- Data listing
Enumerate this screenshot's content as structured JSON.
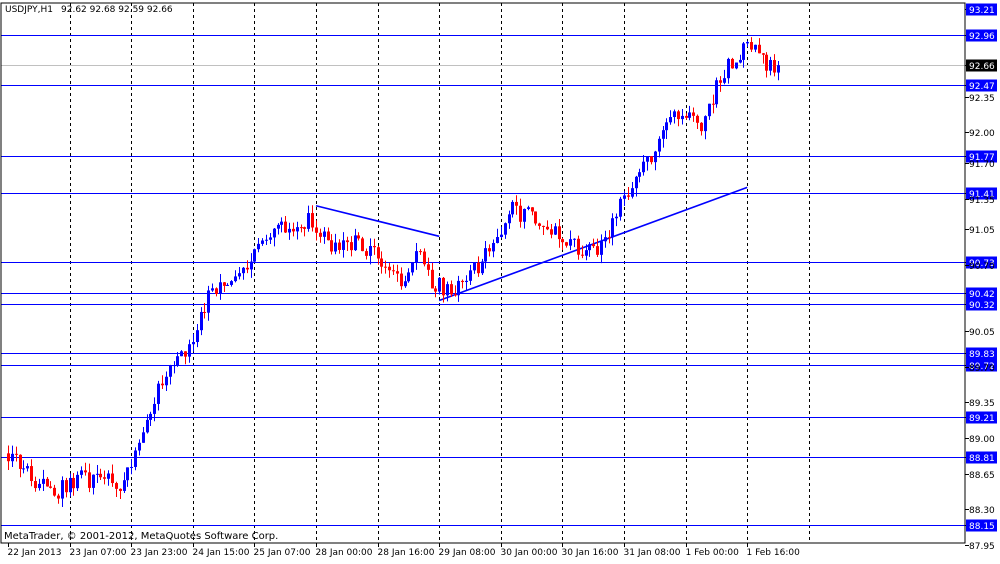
{
  "header": {
    "symbol": "USDJPY,H1",
    "ohlc_values": "92.62 92.68 92.59 92.66"
  },
  "footer": {
    "copyright": "MetaTrader, © 2001-2012, MetaQuotes Software Corp."
  },
  "colors": {
    "background": "#ffffff",
    "frame": "#000000",
    "bull_candle": "#0000ff",
    "bear_candle": "#ff0000",
    "level_line": "#0000ff",
    "level_tag_bg": "#0000ff",
    "level_tag_text": "#ffffff",
    "current_price_tag_bg": "#000000",
    "grid_vertical": "#000000"
  },
  "chart_data": {
    "type": "candlestick",
    "title": "USDJPY,H1",
    "ylim": [
      87.97,
      93.27
    ],
    "grid": "vertical-dashed",
    "y_ticks": [
      "93.21",
      "92.96",
      "92.66",
      "92.47",
      "92.35",
      "92.00",
      "91.77",
      "91.70",
      "91.41",
      "91.35",
      "91.05",
      "90.73",
      "90.70",
      "90.42",
      "90.32",
      "90.05",
      "89.83",
      "89.72",
      "89.70",
      "89.35",
      "89.21",
      "89.00",
      "88.81",
      "88.65",
      "88.30",
      "88.15",
      "87.95"
    ],
    "x_ticks": [
      "22 Jan 2013",
      "23 Jan 07:00",
      "23 Jan 23:00",
      "24 Jan 15:00",
      "25 Jan 07:00",
      "28 Jan 00:00",
      "28 Jan 16:00",
      "29 Jan 08:00",
      "30 Jan 00:00",
      "30 Jan 16:00",
      "31 Jan 08:00",
      "1 Feb 00:00",
      "1 Feb 16:00"
    ],
    "horizontal_levels": [
      "92.96",
      "92.47",
      "91.77",
      "91.41",
      "90.73",
      "90.42",
      "90.32",
      "89.83",
      "89.72",
      "89.21",
      "88.81",
      "88.15"
    ],
    "current_price": "92.66",
    "trend_lines": [
      {
        "start": [
          "28 Jan 00:00",
          91.28
        ],
        "end": [
          "29 Jan 08:00",
          90.98
        ]
      },
      {
        "start": [
          "29 Jan 08:00",
          90.35
        ],
        "end": [
          "1 Feb 16:00",
          91.46
        ]
      }
    ],
    "close_path": [
      [
        0,
        88.85
      ],
      [
        6,
        88.62
      ],
      [
        12,
        88.45
      ],
      [
        18,
        88.62
      ],
      [
        24,
        88.58
      ],
      [
        30,
        88.55
      ],
      [
        36,
        89.22
      ],
      [
        42,
        89.7
      ],
      [
        48,
        89.95
      ],
      [
        52,
        90.4
      ],
      [
        56,
        90.55
      ],
      [
        60,
        90.6
      ],
      [
        63,
        90.7
      ],
      [
        66,
        91.0
      ],
      [
        70,
        91.1
      ],
      [
        74,
        91.05
      ],
      [
        78,
        91.15
      ],
      [
        82,
        90.95
      ],
      [
        86,
        90.85
      ],
      [
        90,
        90.92
      ],
      [
        94,
        90.85
      ],
      [
        98,
        90.7
      ],
      [
        102,
        90.55
      ],
      [
        106,
        90.85
      ],
      [
        110,
        90.55
      ],
      [
        114,
        90.45
      ],
      [
        118,
        90.5
      ],
      [
        122,
        90.7
      ],
      [
        126,
        90.9
      ],
      [
        130,
        91.25
      ],
      [
        134,
        91.2
      ],
      [
        138,
        91.1
      ],
      [
        142,
        91.05
      ],
      [
        146,
        90.92
      ],
      [
        150,
        90.8
      ],
      [
        154,
        90.88
      ],
      [
        158,
        91.2
      ],
      [
        162,
        91.5
      ],
      [
        165,
        91.75
      ],
      [
        168,
        91.8
      ],
      [
        172,
        92.2
      ],
      [
        176,
        92.15
      ],
      [
        180,
        92.05
      ],
      [
        184,
        92.45
      ],
      [
        188,
        92.7
      ],
      [
        192,
        92.85
      ],
      [
        196,
        92.7
      ],
      [
        200,
        92.66
      ]
    ]
  }
}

- Exercise aim
Your answer should be a single number: the count of lines in these records that hold the string "ffffff".

- The answer
2